### WHAT YOU WILL DO
Drop the images; return everything else in the listing below exactly.

### RECORDS SHOWN

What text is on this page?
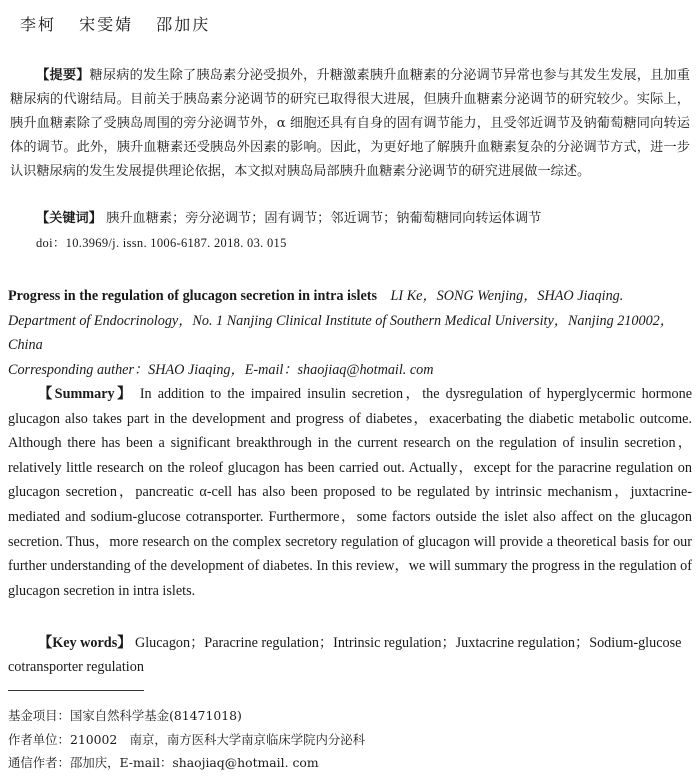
李柯 宋雯婧 邵加庆
【提要】糖尿病的发生除了胰岛素分泌受损外，升糖激素胰升血糖素的分泌调节异常也参与其发生发展，且加重糖尿病的代谢结局。目前关于胰岛素分泌调节的研究已取得很大进展，但胰升血糖素分泌调节的研究较少。实际上，胰升血糖素除了受胰岛周围的旁分泌调节外，α 细胞还具有自身的固有调节能力，且受邻近调节及钠葡萄糖同向转运体的调节。此外，胰升血糖素还受胰岛外因素的影响。因此，为更好地了解胰升血糖素复杂的分泌调节方式，进一步认识糖尿病的发生发展提供理论依据，本文拟对胰岛局部胰升血糖素分泌调节的研究进展做一综述。
【关键词】 胰升血糖素；旁分泌调节；固有调节；邻近调节；钠葡萄糖同向转运体调节
doi：10.3969/j. issn. 1006-6187. 2018. 03. 015
Progress in the regulation of glucagon secretion in intra islets LI Ke，SONG Wenjing，SHAO Jiaqing. Department of Endocrinology，No. 1 Nanjing Clinical Institute of Southern Medical University，Nanjing 210002，China
Corresponding auther：SHAO Jiaqing，E-mail：shaojiaq@hotmail. com
【Summary】 In addition to the impaired insulin secretion，the dysregulation of hyperglycermic hormone glucagon also takes part in the development and progress of diabetes，exacerbating the diabetic metabolic outcome. Although there has been a significant breakthrough in the current research on the regulation of insulin secretion，relatively little research on the roleof glucagon has been carried out. Actually，except for the paracrine regulation on glucagon secretion，pancreatic α-cell has also been proposed to be regulated by intrinsic mechanism，juxtacrine-mediated and sodium-glucose cotransporter. Furthermore，some factors outside the islet also affect on the glucagon secretion. Thus，more research on the complex secretory regulation of glucagon will provide a theoretical basis for our further understanding of the development of diabetes. In this review，we will summary the progress in the regulation of glucagon secretion in intra islets.
【Key words】 Glucagon；Paracrine regulation；Intrinsic regulation；Juxtacrine regulation；Sodium-glucose cotransporter regulation
基金项目：国家自然科学基金(81471018)
作者单位：210002　南京，南方医科大学南京临床学院内分泌科
通信作者：邵加庆，E-mail：shaojiaq@hotmail. com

### OUTPUT OF THE TASK
What text is on this page?
李柯 宋雯婧 邵加庆
【提要】糖尿病的发生除了胰岛素分泌受损外，升糖激素胰升血糖素的分泌调节异常也参与其发生发展，且加重糖尿病的代谢结局。目前关于胰岛素分泌调节的研究已取得很大进展，但胰升血糖素分泌调节的研究较少。实际上，胰升血糖素除了受胰岛周围的旁分泌调节外，α 细胞还具有自身的固有调节能力，且受邻近调节及钠葡萄糖同向转运体的调节。此外，胰升血糖素还受胰岛外因素的影响。因此，为更好地了解胰升血糖素复杂的分泌调节方式，进一步认识糖尿病的发生发展提供理论依据，本文拟对胰岛局部胰升血糖素分泌调节的研究进展做一综述。
【关键词】 胰升血糖素；旁分泌调节；固有调节；邻近调节；钠葡萄糖同向转运体调节
doi：10.3969/j. issn. 1006-6187. 2018. 03. 015
Progress in the regulation of glucagon secretion in intra islets LI Ke，SONG Wenjing，SHAO Jiaqing. Department of Endocrinology，No. 1 Nanjing Clinical Institute of Southern Medical University，Nanjing 210002，China
Corresponding auther：SHAO Jiaqing，E-mail：shaojiaq@hotmail. com
【Summary】 In addition to the impaired insulin secretion，the dysregulation of hyperglycermic hormone glucagon also takes part in the development and progress of diabetes，exacerbating the diabetic metabolic outcome. Although there has been a significant breakthrough in the current research on the regulation of insulin secretion，relatively little research on the roleof glucagon has been carried out. Actually，except for the paracrine regulation on glucagon secretion，pancreatic α-cell has also been proposed to be regulated by intrinsic mechanism，juxtacrine-mediated and sodium-glucose cotransporter. Furthermore，some factors outside the islet also affect on the glucagon secretion. Thus，more research on the complex secretory regulation of glucagon will provide a theoretical basis for our further understanding of the development of diabetes. In this review，we will summary the progress in the regulation of glucagon secretion in intra islets.
【Key words】 Glucagon；Paracrine regulation；Intrinsic regulation；Juxtacrine regulation；Sodium-glucose cotransporter regulation
基金项目：国家自然科学基金(81471018)
作者单位：210002　南京，南方医科大学南京临床学院内分泌科
通信作者：邵加庆，E-mail：shaojiaq@hotmail. com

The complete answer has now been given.